*Problem description*: Reproduce the listing that follows with no differences at all.

*Task material*:
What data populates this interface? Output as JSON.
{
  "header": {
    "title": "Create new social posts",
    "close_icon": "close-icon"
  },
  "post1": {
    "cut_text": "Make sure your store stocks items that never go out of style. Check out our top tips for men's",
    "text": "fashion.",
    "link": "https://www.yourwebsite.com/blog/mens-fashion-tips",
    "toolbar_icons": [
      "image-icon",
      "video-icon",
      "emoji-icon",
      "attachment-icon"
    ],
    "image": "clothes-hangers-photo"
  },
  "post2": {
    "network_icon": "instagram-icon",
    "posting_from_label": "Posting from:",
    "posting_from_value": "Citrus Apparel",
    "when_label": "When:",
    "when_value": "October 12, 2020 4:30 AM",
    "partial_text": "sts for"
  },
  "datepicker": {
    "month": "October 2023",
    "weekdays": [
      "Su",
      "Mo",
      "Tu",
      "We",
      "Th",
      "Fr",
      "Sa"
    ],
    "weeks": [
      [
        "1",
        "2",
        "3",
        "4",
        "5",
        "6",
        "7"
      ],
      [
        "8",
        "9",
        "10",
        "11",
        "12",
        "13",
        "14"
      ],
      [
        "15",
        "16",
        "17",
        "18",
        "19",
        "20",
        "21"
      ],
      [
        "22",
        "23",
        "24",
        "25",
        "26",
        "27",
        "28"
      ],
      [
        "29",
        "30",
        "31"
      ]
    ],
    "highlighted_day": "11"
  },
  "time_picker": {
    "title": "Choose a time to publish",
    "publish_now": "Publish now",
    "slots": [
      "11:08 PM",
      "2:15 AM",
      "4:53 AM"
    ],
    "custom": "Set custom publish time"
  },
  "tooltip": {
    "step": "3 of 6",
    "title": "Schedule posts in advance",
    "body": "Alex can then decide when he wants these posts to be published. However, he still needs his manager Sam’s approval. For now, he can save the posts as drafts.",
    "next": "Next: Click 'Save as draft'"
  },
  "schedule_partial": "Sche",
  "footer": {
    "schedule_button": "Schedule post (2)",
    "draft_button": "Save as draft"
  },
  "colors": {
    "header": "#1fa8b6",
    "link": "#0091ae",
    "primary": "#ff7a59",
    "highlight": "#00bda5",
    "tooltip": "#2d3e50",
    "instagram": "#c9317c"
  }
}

*Response to the exercise*:
What data populates this interface? Output as JSON.
{
  "header": {
    "title": "Create new social posts",
    "close_icon": "close-icon"
  },
  "post1": {
    "cut_text": "Make sure your store stocks items that never go out of style. Check out our top tips for men's",
    "text": "fashion.",
    "link": "https://www.yourwebsite.com/blog/mens-fashion-tips",
    "toolbar_icons": [
      "image-icon",
      "video-icon",
      "emoji-icon",
      "attachment-icon"
    ],
    "image": "clothes-hangers-photo"
  },
  "post2": {
    "network_icon": "instagram-icon",
    "posting_from_label": "Posting from:",
    "posting_from_value": "Citrus Apparel",
    "when_label": "When:",
    "when_value": "October 12, 2020 4:30 AM",
    "partial_text": "sts for"
  },
  "datepicker": {
    "month": "October 2023",
    "weekdays": [
      "Su",
      "Mo",
      "Tu",
      "We",
      "Th",
      "Fr",
      "Sa"
    ],
    "weeks": [
      [
        "1",
        "2",
        "3",
        "4",
        "5",
        "6",
        "7"
      ],
      [
        "8",
        "9",
        "10",
        "11",
        "12",
        "13",
        "14"
      ],
      [
        "15",
        "16",
        "17",
        "18",
        "19",
        "20",
        "21"
      ],
      [
        "22",
        "23",
        "24",
        "25",
        "26",
        "27",
        "28"
      ],
      [
        "29",
        "30",
        "31"
      ]
    ],
    "highlighted_day": "11"
  },
  "time_picker": {
    "title": "Choose a time to publish",
    "publish_now": "Publish now",
    "slots": [
      "11:08 PM",
      "2:15 AM",
      "4:53 AM"
    ],
    "custom": "Set custom publish time"
  },
  "tooltip": {
    "step": "3 of 6",
    "title": "Schedule posts in advance",
    "body": "Alex can then decide when he wants these posts to be published. However, he still needs his manager Sam’s approval. For now, he can save the posts as drafts.",
    "next": "Next: Click 'Save as draft'"
  },
  "schedule_partial": "Sche",
  "footer": {
    "schedule_button": "Schedule post (2)",
    "draft_button": "Save as draft"
  },
  "colors": {
    "header": "#1fa8b6",
    "link": "#0091ae",
    "primary": "#ff7a59",
    "highlight": "#00bda5",
    "tooltip": "#2d3e50",
    "instagram": "#c9317c"
  }
}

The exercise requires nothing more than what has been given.